[Data excerpts]
****************************************
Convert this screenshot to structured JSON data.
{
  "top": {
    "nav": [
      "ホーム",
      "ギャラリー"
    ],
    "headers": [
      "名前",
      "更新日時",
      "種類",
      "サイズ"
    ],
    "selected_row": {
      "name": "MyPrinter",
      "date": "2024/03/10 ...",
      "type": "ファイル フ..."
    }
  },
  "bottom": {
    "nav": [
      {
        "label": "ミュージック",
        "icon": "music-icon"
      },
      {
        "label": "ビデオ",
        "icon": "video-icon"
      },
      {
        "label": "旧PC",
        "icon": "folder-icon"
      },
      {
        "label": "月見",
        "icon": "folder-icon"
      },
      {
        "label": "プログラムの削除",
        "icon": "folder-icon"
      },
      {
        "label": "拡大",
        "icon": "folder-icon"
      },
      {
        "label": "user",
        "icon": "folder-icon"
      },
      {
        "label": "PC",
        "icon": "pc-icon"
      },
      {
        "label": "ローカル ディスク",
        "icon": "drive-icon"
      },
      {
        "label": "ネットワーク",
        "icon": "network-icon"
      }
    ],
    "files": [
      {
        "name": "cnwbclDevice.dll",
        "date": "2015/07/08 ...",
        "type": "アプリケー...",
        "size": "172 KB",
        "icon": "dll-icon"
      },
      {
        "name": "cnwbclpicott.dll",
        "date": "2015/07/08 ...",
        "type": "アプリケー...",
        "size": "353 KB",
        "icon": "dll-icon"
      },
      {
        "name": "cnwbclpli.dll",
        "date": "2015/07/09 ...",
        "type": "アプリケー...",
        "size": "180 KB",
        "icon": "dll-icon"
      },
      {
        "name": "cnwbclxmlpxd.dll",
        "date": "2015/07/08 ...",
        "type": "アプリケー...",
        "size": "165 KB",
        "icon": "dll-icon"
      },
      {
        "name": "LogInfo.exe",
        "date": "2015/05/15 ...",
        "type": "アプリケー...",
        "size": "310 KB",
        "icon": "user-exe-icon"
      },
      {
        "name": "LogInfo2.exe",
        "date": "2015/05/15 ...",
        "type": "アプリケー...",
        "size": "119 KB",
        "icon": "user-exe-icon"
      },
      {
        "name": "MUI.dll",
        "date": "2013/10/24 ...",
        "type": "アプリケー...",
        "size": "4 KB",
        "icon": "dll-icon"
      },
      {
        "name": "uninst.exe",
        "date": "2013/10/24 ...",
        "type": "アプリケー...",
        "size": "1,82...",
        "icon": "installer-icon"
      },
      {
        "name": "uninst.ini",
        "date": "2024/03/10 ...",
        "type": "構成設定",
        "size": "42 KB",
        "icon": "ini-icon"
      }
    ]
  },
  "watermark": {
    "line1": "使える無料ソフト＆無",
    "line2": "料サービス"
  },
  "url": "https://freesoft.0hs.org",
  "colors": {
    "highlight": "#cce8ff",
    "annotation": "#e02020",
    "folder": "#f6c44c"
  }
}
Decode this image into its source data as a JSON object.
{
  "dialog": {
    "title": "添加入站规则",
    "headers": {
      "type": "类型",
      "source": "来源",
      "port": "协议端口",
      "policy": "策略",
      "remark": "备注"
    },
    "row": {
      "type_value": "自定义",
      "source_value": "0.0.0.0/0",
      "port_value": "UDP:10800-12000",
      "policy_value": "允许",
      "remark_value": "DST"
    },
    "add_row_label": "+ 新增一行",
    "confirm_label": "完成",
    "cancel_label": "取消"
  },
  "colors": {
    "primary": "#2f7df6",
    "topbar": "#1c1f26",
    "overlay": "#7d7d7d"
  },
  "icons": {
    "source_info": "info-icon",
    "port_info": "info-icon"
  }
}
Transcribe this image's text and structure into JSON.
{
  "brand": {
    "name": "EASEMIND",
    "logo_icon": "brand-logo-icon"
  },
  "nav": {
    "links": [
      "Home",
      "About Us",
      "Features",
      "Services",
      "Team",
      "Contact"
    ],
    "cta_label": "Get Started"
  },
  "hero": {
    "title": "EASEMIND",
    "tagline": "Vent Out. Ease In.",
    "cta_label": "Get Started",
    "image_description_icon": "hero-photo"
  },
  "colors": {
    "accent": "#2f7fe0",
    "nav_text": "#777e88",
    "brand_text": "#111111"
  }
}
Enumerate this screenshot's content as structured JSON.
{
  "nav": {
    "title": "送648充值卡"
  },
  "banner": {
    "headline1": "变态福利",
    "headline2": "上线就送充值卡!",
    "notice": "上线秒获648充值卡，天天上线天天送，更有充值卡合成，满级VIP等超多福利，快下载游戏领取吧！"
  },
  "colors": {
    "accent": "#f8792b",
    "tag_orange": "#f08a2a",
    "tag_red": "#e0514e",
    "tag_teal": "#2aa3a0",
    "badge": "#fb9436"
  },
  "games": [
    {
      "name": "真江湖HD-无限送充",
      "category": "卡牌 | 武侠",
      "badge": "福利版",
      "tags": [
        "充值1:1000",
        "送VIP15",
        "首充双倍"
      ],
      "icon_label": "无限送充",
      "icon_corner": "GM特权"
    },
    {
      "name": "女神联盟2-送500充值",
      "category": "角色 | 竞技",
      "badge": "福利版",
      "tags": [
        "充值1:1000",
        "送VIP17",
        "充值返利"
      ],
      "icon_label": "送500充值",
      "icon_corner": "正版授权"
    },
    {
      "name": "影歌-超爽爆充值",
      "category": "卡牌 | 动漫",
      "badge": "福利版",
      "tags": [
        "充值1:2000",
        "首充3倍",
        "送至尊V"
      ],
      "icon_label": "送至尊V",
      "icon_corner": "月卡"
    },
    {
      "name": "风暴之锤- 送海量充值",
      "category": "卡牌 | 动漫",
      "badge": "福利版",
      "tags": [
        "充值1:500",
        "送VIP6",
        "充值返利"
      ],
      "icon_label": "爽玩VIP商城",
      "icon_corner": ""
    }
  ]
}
****************************************
• EXERCISE OBJECTIVE: Output the records verbatim, from the first line to the last.

• WRITTEN REPLY:
Convert this screenshot to structured JSON data.
{
  "top": {
    "nav": [
      "ホーム",
      "ギャラリー"
    ],
    "headers": [
      "名前",
      "更新日時",
      "種類",
      "サイズ"
    ],
    "selected_row": {
      "name": "MyPrinter",
      "date": "2024/03/10 ...",
      "type": "ファイル フ..."
    }
  },
  "bottom": {
    "nav": [
      {
        "label": "ミュージック",
        "icon": "music-icon"
      },
      {
        "label": "ビデオ",
        "icon": "video-icon"
      },
      {
        "label": "旧PC",
        "icon": "folder-icon"
      },
      {
        "label": "月見",
        "icon": "folder-icon"
      },
      {
        "label": "プログラムの削除",
        "icon": "folder-icon"
      },
      {
        "label": "拡大",
        "icon": "folder-icon"
      },
      {
        "label": "user",
        "icon": "folder-icon"
      },
      {
        "label": "PC",
        "icon": "pc-icon"
      },
      {
        "label": "ローカル ディスク",
        "icon": "drive-icon"
      },
      {
        "label": "ネットワーク",
        "icon": "network-icon"
      }
    ],
    "files": [
      {
        "name": "cnwbclDevice.dll",
        "date": "2015/07/08 ...",
        "type": "アプリケー...",
        "size": "172 KB",
        "icon": "dll-icon"
      },
      {
        "name": "cnwbclpicott.dll",
        "date": "2015/07/08 ...",
        "type": "アプリケー...",
        "size": "353 KB",
        "icon": "dll-icon"
      },
      {
        "name": "cnwbclpli.dll",
        "date": "2015/07/09 ...",
        "type": "アプリケー...",
        "size": "180 KB",
        "icon": "dll-icon"
      },
      {
        "name": "cnwbclxmlpxd.dll",
        "date": "2015/07/08 ...",
        "type": "アプリケー...",
        "size": "165 KB",
        "icon": "dll-icon"
      },
      {
        "name": "LogInfo.exe",
        "date": "2015/05/15 ...",
        "type": "アプリケー...",
        "size": "310 KB",
        "icon": "user-exe-icon"
      },
      {
        "name": "LogInfo2.exe",
        "date": "2015/05/15 ...",
        "type": "アプリケー...",
        "size": "119 KB",
        "icon": "user-exe-icon"
      },
      {
        "name": "MUI.dll",
        "date": "2013/10/24 ...",
        "type": "アプリケー...",
        "size": "4 KB",
        "icon": "dll-icon"
      },
      {
        "name": "uninst.exe",
        "date": "2013/10/24 ...",
        "type": "アプリケー...",
        "size": "1,82...",
        "icon": "installer-icon"
      },
      {
        "name": "uninst.ini",
        "date": "2024/03/10 ...",
        "type": "構成設定",
        "size": "42 KB",
        "icon": "ini-icon"
      }
    ]
  },
  "watermark": {
    "line1": "使える無料ソフト＆無",
    "line2": "料サービス"
  },
  "url": "https://freesoft.0hs.org",
  "colors": {
    "highlight": "#cce8ff",
    "annotation": "#e02020",
    "folder": "#f6c44c"
  }
}
Decode this image into its source data as a JSON object.
{
  "dialog": {
    "title": "添加入站规则",
    "headers": {
      "type": "类型",
      "source": "来源",
      "port": "协议端口",
      "policy": "策略",
      "remark": "备注"
    },
    "row": {
      "type_value": "自定义",
      "source_value": "0.0.0.0/0",
      "port_value": "UDP:10800-12000",
      "policy_value": "允许",
      "remark_value": "DST"
    },
    "add_row_label": "+ 新增一行",
    "confirm_label": "完成",
    "cancel_label": "取消"
  },
  "colors": {
    "primary": "#2f7df6",
    "topbar": "#1c1f26",
    "overlay": "#7d7d7d"
  },
  "icons": {
    "source_info": "info-icon",
    "port_info": "info-icon"
  }
}
Transcribe this image's text and structure into JSON.
{
  "brand": {
    "name": "EASEMIND",
    "logo_icon": "brand-logo-icon"
  },
  "nav": {
    "links": [
      "Home",
      "About Us",
      "Features",
      "Services",
      "Team",
      "Contact"
    ],
    "cta_label": "Get Started"
  },
  "hero": {
    "title": "EASEMIND",
    "tagline": "Vent Out. Ease In.",
    "cta_label": "Get Started",
    "image_description_icon": "hero-photo"
  },
  "colors": {
    "accent": "#2f7fe0",
    "nav_text": "#777e88",
    "brand_text": "#111111"
  }
}
Enumerate this screenshot's content as structured JSON.
{
  "nav": {
    "title": "送648充值卡"
  },
  "banner": {
    "headline1": "变态福利",
    "headline2": "上线就送充值卡!",
    "notice": "上线秒获648充值卡，天天上线天天送，更有充值卡合成，满级VIP等超多福利，快下载游戏领取吧！"
  },
  "colors": {
    "accent": "#f8792b",
    "tag_orange": "#f08a2a",
    "tag_red": "#e0514e",
    "tag_teal": "#2aa3a0",
    "badge": "#fb9436"
  },
  "games": [
    {
      "name": "真江湖HD-无限送充",
      "category": "卡牌 | 武侠",
      "badge": "福利版",
      "tags": [
        "充值1:1000",
        "送VIP15",
        "首充双倍"
      ],
      "icon_label": "无限送充",
      "icon_corner": "GM特权"
    },
    {
      "name": "女神联盟2-送500充值",
      "category": "角色 | 竞技",
      "badge": "福利版",
      "tags": [
        "充值1:1000",
        "送VIP17",
        "充值返利"
      ],
      "icon_label": "送500充值",
      "icon_corner": "正版授权"
    },
    {
      "name": "影歌-超爽爆充值",
      "category": "卡牌 | 动漫",
      "badge": "福利版",
      "tags": [
        "充值1:2000",
        "首充3倍",
        "送至尊V"
      ],
      "icon_label": "送至尊V",
      "icon_corner": "月卡"
    },
    {
      "name": "风暴之锤- 送海量充值",
      "category": "卡牌 | 动漫",
      "badge": "福利版",
      "tags": [
        "充值1:500",
        "送VIP6",
        "充值返利"
      ],
      "icon_label": "爽玩VIP商城",
      "icon_corner": ""
    }
  ]
}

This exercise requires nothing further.